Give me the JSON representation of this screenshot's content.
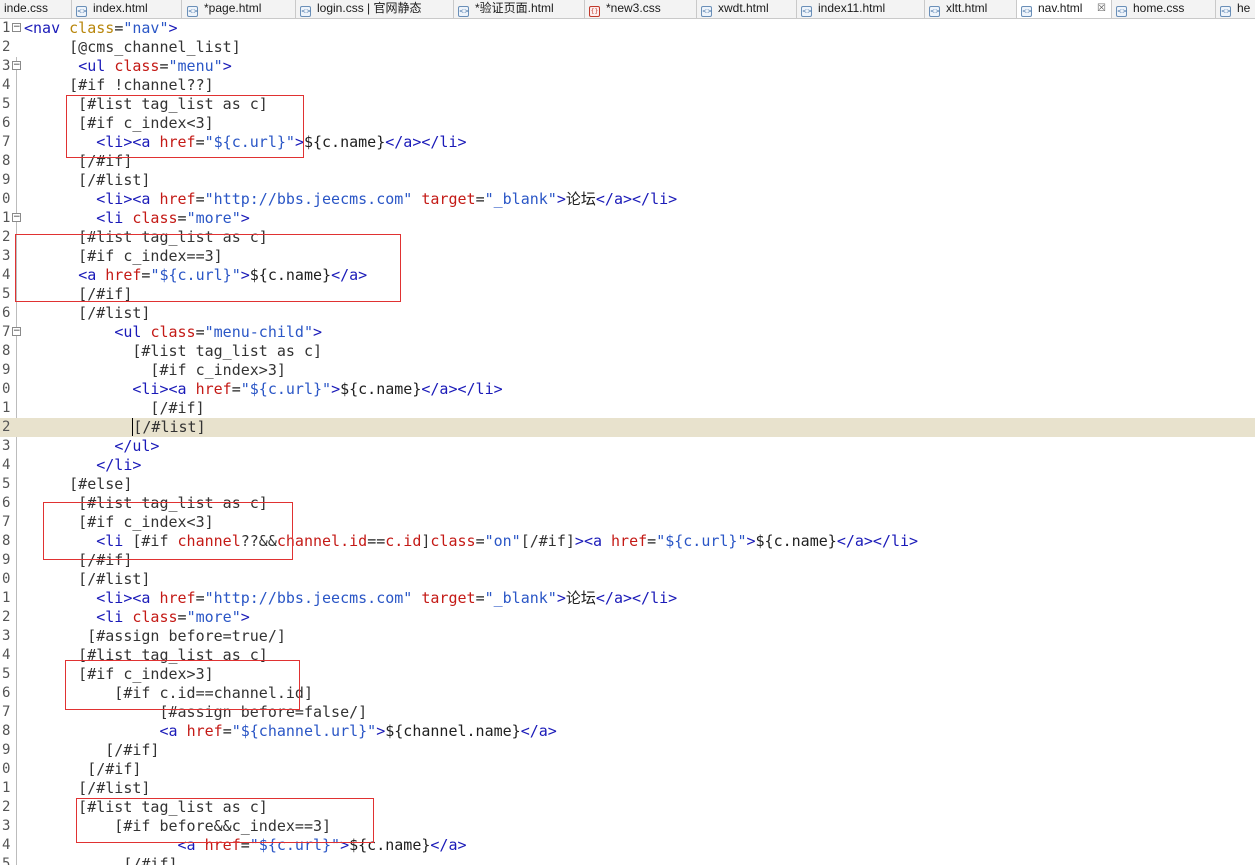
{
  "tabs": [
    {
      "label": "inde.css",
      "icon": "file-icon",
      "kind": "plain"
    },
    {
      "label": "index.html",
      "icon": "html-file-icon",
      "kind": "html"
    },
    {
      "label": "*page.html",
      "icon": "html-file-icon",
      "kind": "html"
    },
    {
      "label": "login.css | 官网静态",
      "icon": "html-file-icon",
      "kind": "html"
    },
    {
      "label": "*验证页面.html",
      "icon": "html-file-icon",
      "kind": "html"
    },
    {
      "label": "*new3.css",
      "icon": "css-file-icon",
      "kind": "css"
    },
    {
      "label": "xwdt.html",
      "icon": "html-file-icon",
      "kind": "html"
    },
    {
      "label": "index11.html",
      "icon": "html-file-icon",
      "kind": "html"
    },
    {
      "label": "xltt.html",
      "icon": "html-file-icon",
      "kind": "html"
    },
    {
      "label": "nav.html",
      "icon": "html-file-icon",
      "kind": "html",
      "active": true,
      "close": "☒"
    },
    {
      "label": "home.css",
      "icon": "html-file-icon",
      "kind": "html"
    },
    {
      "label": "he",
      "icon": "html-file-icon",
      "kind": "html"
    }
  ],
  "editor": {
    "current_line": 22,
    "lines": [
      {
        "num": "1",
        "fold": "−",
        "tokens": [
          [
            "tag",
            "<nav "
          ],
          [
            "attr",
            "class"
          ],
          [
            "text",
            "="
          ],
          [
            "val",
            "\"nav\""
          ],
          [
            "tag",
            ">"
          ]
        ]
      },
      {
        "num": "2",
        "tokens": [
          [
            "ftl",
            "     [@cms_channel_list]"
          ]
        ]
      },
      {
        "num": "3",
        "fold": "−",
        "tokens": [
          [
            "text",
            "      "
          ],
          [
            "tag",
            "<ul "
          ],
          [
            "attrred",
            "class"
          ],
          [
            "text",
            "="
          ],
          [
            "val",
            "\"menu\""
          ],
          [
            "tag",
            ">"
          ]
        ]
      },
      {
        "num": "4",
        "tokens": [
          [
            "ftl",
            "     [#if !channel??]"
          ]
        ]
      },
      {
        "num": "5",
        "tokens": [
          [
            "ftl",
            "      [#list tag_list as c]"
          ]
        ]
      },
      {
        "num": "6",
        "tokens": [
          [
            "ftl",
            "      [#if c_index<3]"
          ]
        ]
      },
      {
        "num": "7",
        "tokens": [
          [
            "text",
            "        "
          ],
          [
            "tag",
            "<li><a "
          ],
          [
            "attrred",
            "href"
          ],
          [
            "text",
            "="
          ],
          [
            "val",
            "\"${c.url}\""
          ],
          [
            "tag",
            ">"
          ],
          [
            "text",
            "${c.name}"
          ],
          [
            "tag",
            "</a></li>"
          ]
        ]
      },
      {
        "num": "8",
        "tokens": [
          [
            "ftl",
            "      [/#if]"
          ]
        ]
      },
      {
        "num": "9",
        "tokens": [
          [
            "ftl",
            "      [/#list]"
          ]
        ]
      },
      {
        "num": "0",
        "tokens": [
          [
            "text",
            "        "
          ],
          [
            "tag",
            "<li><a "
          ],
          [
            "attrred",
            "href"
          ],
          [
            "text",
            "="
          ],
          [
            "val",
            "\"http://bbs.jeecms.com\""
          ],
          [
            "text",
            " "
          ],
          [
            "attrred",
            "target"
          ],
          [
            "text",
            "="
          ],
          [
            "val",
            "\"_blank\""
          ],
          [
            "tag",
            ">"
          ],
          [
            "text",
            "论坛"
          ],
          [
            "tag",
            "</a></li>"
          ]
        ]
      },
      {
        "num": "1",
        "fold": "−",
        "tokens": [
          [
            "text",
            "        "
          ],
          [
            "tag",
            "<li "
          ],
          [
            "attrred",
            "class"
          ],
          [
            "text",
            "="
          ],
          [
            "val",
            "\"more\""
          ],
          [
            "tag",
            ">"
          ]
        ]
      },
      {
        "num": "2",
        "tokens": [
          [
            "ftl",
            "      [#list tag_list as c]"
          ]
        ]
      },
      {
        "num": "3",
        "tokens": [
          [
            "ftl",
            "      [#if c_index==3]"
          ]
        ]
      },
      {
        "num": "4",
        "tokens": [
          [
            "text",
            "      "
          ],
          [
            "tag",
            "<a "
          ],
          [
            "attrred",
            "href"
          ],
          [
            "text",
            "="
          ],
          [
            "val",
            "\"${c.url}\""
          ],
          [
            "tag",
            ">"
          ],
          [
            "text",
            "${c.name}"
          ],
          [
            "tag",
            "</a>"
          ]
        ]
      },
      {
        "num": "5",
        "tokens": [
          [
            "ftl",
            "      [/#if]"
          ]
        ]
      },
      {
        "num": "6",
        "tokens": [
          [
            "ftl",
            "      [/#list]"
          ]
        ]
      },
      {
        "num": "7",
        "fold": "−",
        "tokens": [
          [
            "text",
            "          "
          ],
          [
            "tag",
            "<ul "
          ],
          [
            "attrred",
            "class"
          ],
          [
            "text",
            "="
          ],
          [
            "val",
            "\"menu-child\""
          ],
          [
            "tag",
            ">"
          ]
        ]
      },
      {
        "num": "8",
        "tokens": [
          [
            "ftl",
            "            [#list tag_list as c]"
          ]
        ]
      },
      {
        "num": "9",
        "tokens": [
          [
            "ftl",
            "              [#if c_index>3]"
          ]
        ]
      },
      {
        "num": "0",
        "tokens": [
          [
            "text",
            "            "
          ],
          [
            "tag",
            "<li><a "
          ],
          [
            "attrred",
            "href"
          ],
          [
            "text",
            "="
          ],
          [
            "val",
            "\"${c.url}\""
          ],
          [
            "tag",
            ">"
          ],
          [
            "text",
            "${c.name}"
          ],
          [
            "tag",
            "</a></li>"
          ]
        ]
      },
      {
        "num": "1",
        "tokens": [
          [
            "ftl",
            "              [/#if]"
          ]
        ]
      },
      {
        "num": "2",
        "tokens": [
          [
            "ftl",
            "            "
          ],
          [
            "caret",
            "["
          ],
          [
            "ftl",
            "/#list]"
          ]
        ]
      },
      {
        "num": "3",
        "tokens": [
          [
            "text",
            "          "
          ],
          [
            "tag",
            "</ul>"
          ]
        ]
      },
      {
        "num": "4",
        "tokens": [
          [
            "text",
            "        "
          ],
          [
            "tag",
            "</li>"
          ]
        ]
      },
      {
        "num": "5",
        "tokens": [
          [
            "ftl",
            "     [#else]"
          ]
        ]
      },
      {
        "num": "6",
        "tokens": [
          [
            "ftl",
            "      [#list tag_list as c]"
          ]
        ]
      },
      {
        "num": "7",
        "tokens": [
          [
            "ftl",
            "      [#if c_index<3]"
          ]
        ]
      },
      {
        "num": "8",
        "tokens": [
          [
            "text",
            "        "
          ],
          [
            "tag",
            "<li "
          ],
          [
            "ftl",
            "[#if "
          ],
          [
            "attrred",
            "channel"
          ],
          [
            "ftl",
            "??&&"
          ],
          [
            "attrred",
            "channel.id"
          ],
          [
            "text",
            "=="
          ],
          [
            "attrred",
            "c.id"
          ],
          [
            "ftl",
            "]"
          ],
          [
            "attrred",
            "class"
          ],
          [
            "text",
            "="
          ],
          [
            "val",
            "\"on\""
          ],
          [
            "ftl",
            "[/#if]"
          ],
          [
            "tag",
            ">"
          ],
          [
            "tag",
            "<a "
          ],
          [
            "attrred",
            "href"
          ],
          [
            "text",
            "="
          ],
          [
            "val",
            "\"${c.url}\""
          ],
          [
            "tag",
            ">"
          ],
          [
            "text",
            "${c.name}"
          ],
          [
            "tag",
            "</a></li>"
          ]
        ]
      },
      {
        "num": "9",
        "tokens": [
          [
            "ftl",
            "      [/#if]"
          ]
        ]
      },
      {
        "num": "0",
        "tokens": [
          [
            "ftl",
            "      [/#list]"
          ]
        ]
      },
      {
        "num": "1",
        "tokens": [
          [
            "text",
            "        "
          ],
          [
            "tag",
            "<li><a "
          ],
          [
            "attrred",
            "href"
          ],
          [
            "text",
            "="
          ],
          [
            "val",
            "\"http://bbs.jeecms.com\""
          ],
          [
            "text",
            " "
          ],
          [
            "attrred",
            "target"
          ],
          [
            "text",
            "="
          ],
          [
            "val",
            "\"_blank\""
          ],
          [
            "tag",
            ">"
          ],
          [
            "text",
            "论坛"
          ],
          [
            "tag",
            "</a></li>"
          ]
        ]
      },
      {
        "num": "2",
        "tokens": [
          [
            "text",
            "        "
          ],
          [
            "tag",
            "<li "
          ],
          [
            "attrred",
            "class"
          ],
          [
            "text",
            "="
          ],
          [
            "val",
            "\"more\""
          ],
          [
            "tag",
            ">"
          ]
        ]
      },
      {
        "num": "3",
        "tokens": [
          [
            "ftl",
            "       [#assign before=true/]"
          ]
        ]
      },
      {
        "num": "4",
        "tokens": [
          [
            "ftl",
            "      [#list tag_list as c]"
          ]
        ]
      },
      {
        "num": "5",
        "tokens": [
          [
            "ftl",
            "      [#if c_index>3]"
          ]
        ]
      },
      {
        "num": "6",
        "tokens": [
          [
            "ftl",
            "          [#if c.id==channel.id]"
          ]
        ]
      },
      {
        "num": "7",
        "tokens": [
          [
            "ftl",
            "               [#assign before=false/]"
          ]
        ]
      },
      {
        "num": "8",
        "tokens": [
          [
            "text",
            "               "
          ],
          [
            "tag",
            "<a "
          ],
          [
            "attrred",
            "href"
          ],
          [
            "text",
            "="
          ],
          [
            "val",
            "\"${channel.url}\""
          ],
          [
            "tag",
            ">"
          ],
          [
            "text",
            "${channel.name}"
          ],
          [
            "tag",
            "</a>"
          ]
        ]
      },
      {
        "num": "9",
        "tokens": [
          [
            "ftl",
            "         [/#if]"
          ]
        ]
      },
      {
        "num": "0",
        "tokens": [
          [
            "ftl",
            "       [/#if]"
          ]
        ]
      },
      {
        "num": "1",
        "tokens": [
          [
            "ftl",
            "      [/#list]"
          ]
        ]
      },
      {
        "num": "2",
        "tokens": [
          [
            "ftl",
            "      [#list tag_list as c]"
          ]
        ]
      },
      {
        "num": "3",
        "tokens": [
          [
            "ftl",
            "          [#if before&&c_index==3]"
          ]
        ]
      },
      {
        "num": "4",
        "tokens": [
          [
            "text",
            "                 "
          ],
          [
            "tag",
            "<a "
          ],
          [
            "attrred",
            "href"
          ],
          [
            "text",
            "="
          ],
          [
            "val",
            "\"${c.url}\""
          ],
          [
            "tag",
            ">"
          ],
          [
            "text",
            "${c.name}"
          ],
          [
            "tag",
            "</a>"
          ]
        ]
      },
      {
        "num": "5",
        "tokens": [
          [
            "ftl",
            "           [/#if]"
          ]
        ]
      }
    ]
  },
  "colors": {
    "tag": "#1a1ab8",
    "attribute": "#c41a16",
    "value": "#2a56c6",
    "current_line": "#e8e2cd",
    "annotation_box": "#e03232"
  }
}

**Prompt**
Select every line above that contains the word "label", and copy it.

**Result below**
      "label": "inde.css",
      "label": "index.html",
      "label": "*page.html",
      "label": "login.css | 官网静态",
      "label": "*验证页面.html",
      "label": "*new3.css",
      "label": "xwdt.html",
      "label": "index11.html",
      "label": "xltt.html",
      "label": "nav.html",
      "label": "home.css",
      "label": "he",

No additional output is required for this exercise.